● Records from a collection:
— START —

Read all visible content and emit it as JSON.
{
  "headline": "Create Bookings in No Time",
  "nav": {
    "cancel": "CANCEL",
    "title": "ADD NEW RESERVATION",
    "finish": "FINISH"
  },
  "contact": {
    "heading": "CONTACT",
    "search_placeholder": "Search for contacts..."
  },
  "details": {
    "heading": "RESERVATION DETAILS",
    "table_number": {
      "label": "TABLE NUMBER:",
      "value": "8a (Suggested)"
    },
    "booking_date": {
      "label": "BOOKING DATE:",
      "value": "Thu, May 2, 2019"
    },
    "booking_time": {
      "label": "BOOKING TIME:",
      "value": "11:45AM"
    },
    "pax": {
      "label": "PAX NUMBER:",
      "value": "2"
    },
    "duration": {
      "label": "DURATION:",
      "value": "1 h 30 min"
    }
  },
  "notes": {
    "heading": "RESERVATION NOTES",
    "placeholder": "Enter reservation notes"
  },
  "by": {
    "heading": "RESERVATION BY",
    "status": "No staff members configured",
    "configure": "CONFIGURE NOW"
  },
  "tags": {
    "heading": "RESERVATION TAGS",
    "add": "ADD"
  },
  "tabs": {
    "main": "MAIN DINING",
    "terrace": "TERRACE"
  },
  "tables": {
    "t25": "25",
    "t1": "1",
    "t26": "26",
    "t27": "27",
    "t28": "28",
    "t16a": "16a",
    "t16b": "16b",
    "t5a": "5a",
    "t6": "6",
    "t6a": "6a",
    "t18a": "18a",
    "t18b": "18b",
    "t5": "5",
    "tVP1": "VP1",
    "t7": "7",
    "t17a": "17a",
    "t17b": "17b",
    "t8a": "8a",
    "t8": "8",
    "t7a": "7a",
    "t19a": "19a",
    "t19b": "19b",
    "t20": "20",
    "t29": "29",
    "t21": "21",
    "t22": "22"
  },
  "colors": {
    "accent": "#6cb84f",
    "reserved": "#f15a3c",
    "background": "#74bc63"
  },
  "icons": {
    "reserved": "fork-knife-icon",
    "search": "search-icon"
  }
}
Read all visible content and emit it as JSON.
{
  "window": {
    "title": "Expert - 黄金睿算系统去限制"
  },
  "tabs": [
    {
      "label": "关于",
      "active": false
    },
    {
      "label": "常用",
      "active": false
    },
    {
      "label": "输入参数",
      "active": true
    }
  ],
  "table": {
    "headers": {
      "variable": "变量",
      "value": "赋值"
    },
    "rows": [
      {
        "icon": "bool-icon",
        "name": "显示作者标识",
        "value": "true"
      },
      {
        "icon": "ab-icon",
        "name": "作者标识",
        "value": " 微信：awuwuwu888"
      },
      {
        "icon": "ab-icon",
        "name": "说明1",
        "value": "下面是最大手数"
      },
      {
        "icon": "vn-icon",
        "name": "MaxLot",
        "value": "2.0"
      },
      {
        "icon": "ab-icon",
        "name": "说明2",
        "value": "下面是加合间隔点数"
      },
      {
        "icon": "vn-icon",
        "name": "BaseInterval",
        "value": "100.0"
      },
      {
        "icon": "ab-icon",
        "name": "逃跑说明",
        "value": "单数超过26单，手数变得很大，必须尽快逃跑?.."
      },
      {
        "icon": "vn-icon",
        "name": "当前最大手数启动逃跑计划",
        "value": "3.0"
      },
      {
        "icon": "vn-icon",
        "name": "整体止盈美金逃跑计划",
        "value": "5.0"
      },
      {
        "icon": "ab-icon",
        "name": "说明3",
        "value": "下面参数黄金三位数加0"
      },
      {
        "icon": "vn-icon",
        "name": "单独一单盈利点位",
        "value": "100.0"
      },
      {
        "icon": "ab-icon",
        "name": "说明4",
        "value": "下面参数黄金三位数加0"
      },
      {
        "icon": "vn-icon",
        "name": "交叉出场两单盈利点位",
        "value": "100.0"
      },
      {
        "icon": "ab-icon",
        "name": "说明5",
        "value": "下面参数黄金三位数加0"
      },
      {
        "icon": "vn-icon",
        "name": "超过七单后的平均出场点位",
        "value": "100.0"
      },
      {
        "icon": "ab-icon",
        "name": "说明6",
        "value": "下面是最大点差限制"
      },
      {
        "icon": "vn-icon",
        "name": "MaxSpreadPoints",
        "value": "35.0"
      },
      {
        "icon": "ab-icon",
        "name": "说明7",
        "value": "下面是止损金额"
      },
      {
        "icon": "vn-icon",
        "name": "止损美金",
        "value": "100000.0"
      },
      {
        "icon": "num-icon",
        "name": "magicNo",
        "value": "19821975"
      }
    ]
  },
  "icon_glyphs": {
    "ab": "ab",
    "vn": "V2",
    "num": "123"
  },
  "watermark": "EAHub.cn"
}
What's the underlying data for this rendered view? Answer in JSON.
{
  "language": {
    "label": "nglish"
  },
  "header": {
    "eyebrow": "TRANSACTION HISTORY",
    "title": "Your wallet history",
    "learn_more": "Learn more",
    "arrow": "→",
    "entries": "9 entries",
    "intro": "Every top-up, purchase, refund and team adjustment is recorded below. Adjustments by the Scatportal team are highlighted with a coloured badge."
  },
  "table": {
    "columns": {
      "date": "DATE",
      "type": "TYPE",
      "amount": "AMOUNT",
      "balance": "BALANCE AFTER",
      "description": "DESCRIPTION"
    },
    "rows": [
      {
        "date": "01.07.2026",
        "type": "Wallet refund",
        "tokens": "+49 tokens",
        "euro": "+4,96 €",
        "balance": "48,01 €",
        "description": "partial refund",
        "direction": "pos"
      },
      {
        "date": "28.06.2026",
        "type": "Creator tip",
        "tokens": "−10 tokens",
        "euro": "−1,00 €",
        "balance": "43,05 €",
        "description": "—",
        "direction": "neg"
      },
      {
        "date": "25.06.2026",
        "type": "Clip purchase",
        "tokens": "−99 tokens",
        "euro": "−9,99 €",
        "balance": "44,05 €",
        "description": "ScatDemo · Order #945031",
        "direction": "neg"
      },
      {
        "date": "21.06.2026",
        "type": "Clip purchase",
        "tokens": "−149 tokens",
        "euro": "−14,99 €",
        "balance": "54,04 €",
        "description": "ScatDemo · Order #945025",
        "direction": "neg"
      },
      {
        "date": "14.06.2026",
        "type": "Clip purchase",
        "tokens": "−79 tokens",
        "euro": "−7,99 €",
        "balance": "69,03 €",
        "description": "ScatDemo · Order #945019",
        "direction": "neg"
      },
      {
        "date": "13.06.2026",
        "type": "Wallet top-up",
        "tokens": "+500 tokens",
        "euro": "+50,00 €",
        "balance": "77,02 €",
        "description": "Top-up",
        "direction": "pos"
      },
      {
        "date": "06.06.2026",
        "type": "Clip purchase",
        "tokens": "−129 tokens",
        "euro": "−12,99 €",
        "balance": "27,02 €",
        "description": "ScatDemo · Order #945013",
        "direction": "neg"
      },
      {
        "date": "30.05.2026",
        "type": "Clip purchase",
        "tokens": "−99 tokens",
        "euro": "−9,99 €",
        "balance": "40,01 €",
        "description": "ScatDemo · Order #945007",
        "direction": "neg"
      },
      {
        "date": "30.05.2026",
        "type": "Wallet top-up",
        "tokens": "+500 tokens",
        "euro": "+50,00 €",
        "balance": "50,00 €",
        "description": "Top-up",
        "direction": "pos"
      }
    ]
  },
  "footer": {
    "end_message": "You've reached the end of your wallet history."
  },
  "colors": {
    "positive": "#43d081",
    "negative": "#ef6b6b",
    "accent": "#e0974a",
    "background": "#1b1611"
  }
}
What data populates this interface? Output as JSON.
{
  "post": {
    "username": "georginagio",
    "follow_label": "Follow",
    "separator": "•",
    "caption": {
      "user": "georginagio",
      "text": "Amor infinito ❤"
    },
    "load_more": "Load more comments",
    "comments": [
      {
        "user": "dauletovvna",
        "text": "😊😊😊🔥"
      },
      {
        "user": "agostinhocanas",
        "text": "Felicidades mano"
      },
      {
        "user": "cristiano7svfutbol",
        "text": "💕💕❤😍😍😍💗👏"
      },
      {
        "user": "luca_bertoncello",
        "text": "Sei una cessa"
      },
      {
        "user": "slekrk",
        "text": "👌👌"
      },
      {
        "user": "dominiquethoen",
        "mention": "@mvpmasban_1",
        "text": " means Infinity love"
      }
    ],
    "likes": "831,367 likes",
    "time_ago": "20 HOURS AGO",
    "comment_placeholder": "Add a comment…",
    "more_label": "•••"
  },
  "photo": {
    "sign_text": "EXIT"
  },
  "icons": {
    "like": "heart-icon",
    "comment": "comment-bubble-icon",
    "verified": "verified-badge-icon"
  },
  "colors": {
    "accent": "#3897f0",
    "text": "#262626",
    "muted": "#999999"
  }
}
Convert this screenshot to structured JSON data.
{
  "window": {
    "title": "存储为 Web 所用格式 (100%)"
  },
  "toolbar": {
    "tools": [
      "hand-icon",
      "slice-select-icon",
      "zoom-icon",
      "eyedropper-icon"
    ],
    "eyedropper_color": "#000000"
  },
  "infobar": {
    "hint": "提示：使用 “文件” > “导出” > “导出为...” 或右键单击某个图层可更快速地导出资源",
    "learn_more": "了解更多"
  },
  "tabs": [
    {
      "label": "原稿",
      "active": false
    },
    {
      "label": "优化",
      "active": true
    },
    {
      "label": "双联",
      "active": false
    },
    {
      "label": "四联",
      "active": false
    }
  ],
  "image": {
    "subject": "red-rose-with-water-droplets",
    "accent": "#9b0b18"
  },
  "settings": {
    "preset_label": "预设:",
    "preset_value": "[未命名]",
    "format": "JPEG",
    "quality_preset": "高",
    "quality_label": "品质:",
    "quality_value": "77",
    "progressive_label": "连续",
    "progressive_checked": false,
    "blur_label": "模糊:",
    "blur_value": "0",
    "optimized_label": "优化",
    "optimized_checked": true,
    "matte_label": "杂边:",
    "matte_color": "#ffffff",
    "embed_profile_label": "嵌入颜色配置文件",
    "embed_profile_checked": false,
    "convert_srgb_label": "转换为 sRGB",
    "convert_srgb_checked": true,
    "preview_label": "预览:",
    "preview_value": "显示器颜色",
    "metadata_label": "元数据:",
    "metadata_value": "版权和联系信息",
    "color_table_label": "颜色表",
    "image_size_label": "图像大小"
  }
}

— END —

● WHAT YOU SHOULD DO: Go over the data above and copy every line that has the word "heading" in it.

● EXERCISE RESPONSE:
    "heading": "CONTACT",
    "heading": "RESERVATION DETAILS",
    "heading": "RESERVATION NOTES",
    "heading": "RESERVATION BY",
    "heading": "RESERVATION TAGS",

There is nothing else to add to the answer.